• [Data entries]
● ● ● ● ● ● ●
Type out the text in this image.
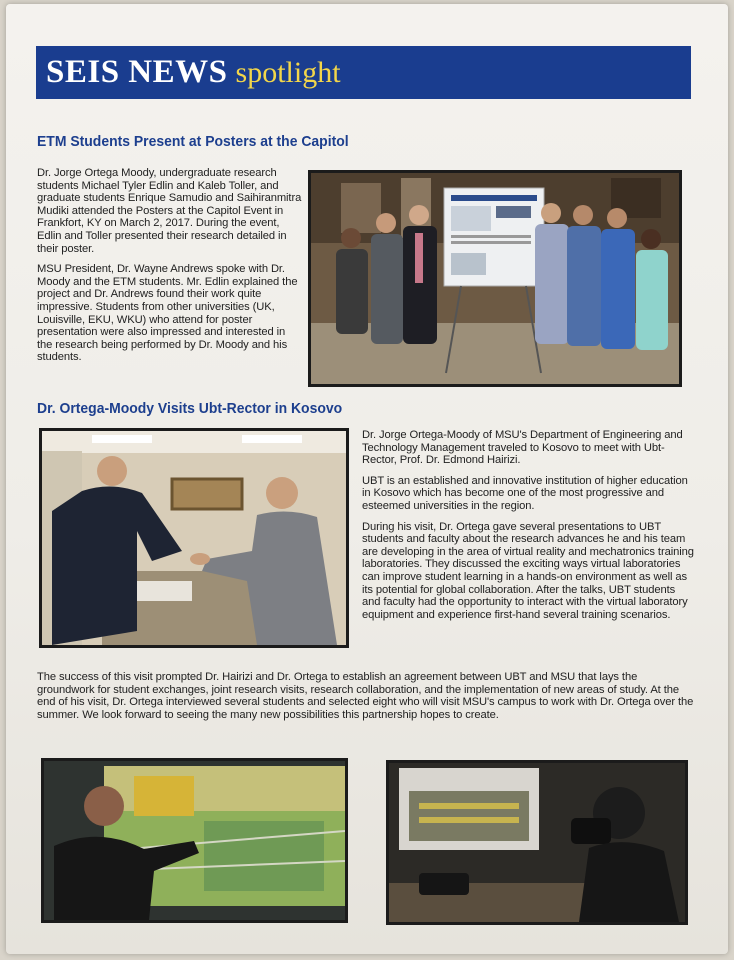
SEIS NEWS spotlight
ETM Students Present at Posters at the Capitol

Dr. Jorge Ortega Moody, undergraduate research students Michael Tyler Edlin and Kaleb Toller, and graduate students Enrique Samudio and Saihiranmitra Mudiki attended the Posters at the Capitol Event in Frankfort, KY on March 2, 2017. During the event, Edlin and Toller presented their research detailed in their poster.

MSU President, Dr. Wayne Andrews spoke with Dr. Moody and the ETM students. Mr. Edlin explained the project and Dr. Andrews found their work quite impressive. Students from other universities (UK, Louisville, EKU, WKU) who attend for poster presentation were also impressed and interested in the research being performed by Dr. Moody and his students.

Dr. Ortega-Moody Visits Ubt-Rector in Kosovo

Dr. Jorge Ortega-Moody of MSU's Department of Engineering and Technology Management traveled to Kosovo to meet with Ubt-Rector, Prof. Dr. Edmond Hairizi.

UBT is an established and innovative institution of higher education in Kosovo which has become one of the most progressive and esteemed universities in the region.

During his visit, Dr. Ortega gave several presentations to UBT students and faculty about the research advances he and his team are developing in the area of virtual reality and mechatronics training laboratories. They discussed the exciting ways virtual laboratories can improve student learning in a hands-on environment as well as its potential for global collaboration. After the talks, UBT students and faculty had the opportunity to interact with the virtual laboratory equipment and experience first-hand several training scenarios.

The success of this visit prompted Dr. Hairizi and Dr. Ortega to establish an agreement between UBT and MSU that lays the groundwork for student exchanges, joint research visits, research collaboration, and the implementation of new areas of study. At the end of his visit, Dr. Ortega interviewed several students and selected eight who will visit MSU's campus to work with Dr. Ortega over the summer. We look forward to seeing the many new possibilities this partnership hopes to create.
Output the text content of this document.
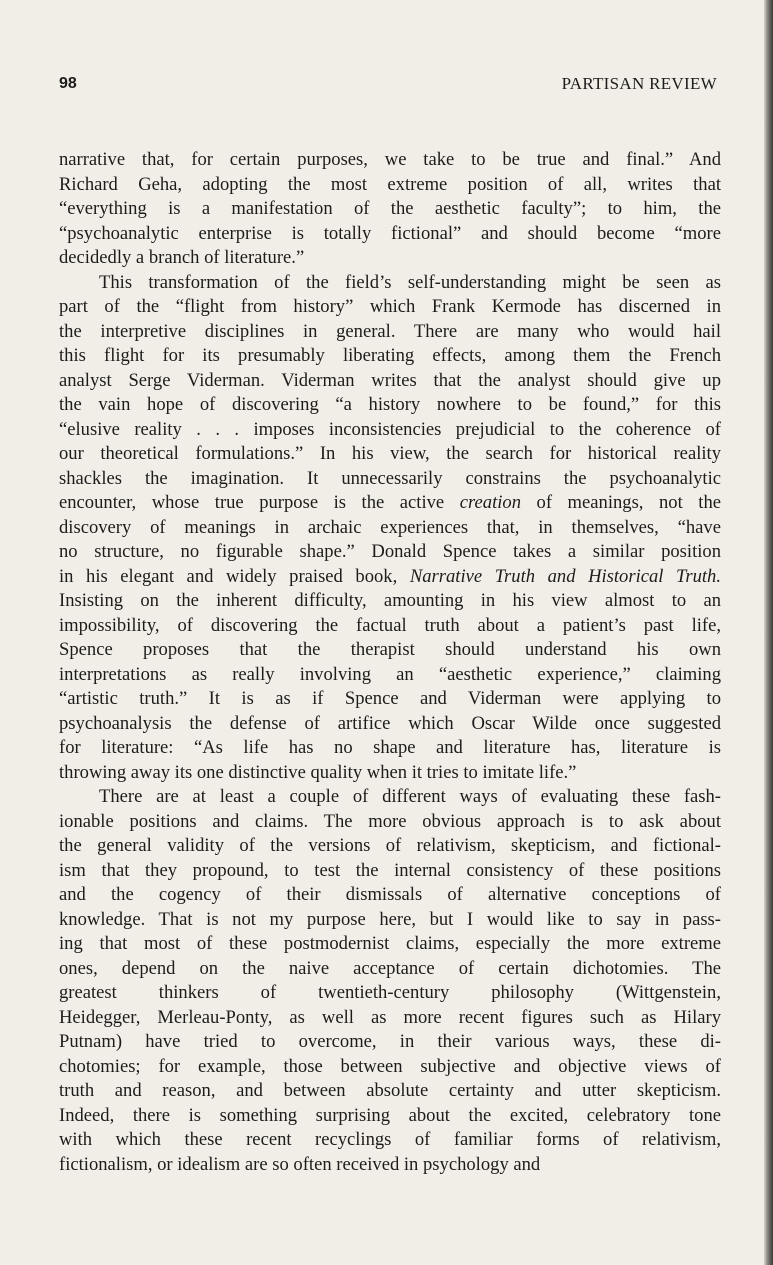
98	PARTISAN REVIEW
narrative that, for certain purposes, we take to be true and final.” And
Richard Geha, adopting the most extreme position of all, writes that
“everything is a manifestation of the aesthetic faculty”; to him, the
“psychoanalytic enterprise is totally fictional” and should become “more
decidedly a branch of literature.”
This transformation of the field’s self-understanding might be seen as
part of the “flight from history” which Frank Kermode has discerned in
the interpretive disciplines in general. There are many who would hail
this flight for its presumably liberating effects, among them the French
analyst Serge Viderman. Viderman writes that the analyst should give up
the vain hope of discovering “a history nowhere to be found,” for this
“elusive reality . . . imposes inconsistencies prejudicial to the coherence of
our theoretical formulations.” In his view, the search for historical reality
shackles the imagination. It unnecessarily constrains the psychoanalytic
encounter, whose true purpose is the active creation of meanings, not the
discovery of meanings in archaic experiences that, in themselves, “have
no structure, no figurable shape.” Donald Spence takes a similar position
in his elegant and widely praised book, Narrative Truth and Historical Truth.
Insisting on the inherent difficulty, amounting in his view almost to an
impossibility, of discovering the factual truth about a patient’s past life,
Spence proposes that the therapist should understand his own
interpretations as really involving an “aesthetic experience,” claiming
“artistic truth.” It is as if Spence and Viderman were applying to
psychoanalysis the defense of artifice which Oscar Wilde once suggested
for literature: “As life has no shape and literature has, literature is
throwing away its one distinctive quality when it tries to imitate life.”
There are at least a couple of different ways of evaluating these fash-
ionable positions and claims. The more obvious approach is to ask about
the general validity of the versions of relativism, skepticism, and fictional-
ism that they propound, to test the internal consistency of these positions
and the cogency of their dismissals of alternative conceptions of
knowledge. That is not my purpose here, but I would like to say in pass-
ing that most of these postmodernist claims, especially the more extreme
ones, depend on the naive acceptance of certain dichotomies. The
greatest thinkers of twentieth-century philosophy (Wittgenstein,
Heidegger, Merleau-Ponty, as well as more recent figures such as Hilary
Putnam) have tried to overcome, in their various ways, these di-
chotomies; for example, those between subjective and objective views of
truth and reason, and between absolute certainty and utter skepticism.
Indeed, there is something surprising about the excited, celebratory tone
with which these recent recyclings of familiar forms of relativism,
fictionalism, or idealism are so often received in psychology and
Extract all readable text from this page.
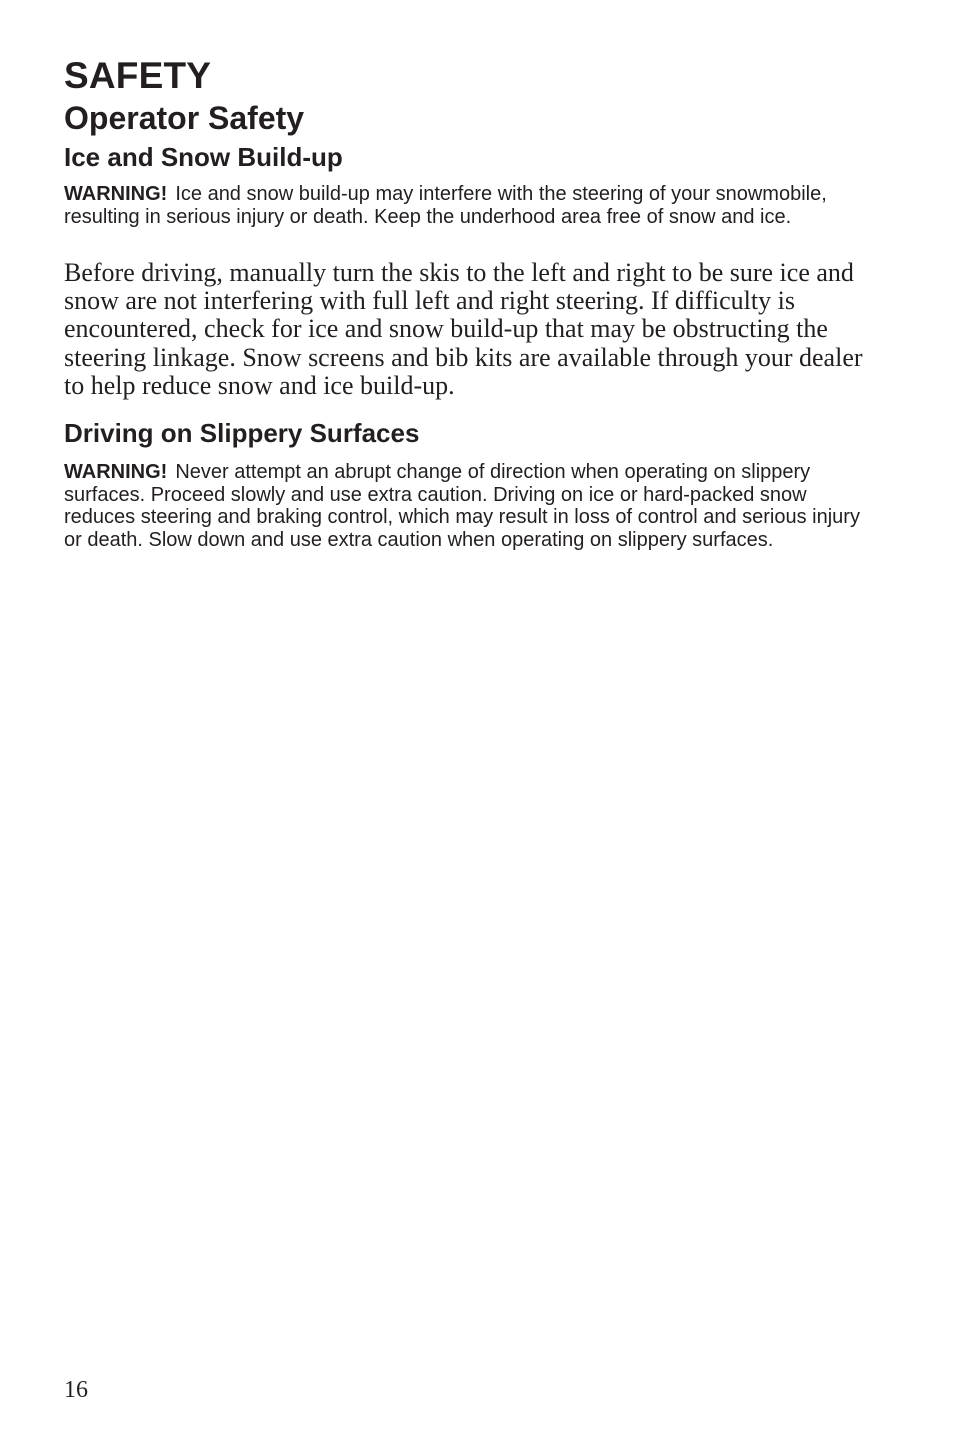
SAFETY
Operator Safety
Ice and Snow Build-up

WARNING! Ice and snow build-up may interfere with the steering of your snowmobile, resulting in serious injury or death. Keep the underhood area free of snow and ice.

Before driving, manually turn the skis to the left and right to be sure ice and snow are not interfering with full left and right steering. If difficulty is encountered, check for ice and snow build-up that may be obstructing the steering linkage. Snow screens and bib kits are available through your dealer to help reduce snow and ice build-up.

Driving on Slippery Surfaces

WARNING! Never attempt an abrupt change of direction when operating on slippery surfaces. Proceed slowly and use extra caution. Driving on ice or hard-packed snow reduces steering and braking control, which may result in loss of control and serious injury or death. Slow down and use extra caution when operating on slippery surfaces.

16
● ● ● ● ● ● ●
• [Exercise directions] Write out all the records again, exactly, minus any pictures.

• [Reply]
Type out the text in this image.
SEIS NEWS spotlight
ETM Students Present at Posters at the Capitol

Dr. Jorge Ortega Moody, undergraduate research students Michael Tyler Edlin and Kaleb Toller, and graduate students Enrique Samudio and Saihiranmitra Mudiki attended the Posters at the Capitol Event in Frankfort, KY on March 2, 2017. During the event, Edlin and Toller presented their research detailed in their poster.

MSU President, Dr. Wayne Andrews spoke with Dr. Moody and the ETM students. Mr. Edlin explained the project and Dr. Andrews found their work quite impressive. Students from other universities (UK, Louisville, EKU, WKU) who attend for poster presentation were also impressed and interested in the research being performed by Dr. Moody and his students.

Dr. Ortega-Moody Visits Ubt-Rector in Kosovo

Dr. Jorge Ortega-Moody of MSU's Department of Engineering and Technology Management traveled to Kosovo to meet with Ubt-Rector, Prof. Dr. Edmond Hairizi.

UBT is an established and innovative institution of higher education in Kosovo which has become one of the most progressive and esteemed universities in the region.

During his visit, Dr. Ortega gave several presentations to UBT students and faculty about the research advances he and his team are developing in the area of virtual reality and mechatronics training laboratories. They discussed the exciting ways virtual laboratories can improve student learning in a hands-on environment as well as its potential for global collaboration. After the talks, UBT students and faculty had the opportunity to interact with the virtual laboratory equipment and experience first-hand several training scenarios.

The success of this visit prompted Dr. Hairizi and Dr. Ortega to establish an agreement between UBT and MSU that lays the groundwork for student exchanges, joint research visits, research collaboration, and the implementation of new areas of study. At the end of his visit, Dr. Ortega interviewed several students and selected eight who will visit MSU's campus to work with Dr. Ortega over the summer. We look forward to seeing the many new possibilities this partnership hopes to create.
Output the text content of this document.
98	PARTISAN REVIEW
narrative that, for certain purposes, we take to be true and final.” And
Richard Geha, adopting the most extreme position of all, writes that
“everything is a manifestation of the aesthetic faculty”; to him, the
“psychoanalytic enterprise is totally fictional” and should become “more
decidedly a branch of literature.”
This transformation of the field’s self-understanding might be seen as
part of the “flight from history” which Frank Kermode has discerned in
the interpretive disciplines in general. There are many who would hail
this flight for its presumably liberating effects, among them the French
analyst Serge Viderman. Viderman writes that the analyst should give up
the vain hope of discovering “a history nowhere to be found,” for this
“elusive reality . . . imposes inconsistencies prejudicial to the coherence of
our theoretical formulations.” In his view, the search for historical reality
shackles the imagination. It unnecessarily constrains the psychoanalytic
encounter, whose true purpose is the active creation of meanings, not the
discovery of meanings in archaic experiences that, in themselves, “have
no structure, no figurable shape.” Donald Spence takes a similar position
in his elegant and widely praised book, Narrative Truth and Historical Truth.
Insisting on the inherent difficulty, amounting in his view almost to an
impossibility, of discovering the factual truth about a patient’s past life,
Spence proposes that the therapist should understand his own
interpretations as really involving an “aesthetic experience,” claiming
“artistic truth.” It is as if Spence and Viderman were applying to
psychoanalysis the defense of artifice which Oscar Wilde once suggested
for literature: “As life has no shape and literature has, literature is
throwing away its one distinctive quality when it tries to imitate life.”
There are at least a couple of different ways of evaluating these fash-
ionable positions and claims. The more obvious approach is to ask about
the general validity of the versions of relativism, skepticism, and fictional-
ism that they propound, to test the internal consistency of these positions
and the cogency of their dismissals of alternative conceptions of
knowledge. That is not my purpose here, but I would like to say in pass-
ing that most of these postmodernist claims, especially the more extreme
ones, depend on the naive acceptance of certain dichotomies. The
greatest thinkers of twentieth-century philosophy (Wittgenstein,
Heidegger, Merleau-Ponty, as well as more recent figures such as Hilary
Putnam) have tried to overcome, in their various ways, these di-
chotomies; for example, those between subjective and objective views of
truth and reason, and between absolute certainty and utter skepticism.
Indeed, there is something surprising about the excited, celebratory tone
with which these recent recyclings of familiar forms of relativism,
fictionalism, or idealism are so often received in psychology and
Extract all readable text from this page.
SAFETY
Operator Safety
Ice and Snow Build-up

WARNING! Ice and snow build-up may interfere with the steering of your snowmobile, resulting in serious injury or death. Keep the underhood area free of snow and ice.

Before driving, manually turn the skis to the left and right to be sure ice and snow are not interfering with full left and right steering. If difficulty is encountered, check for ice and snow build-up that may be obstructing the steering linkage. Snow screens and bib kits are available through your dealer to help reduce snow and ice build-up.

Driving on Slippery Surfaces

WARNING! Never attempt an abrupt change of direction when operating on slippery surfaces. Proceed slowly and use extra caution. Driving on ice or hard-packed snow reduces steering and braking control, which may result in loss of control and serious injury or death. Slow down and use extra caution when operating on slippery surfaces.

16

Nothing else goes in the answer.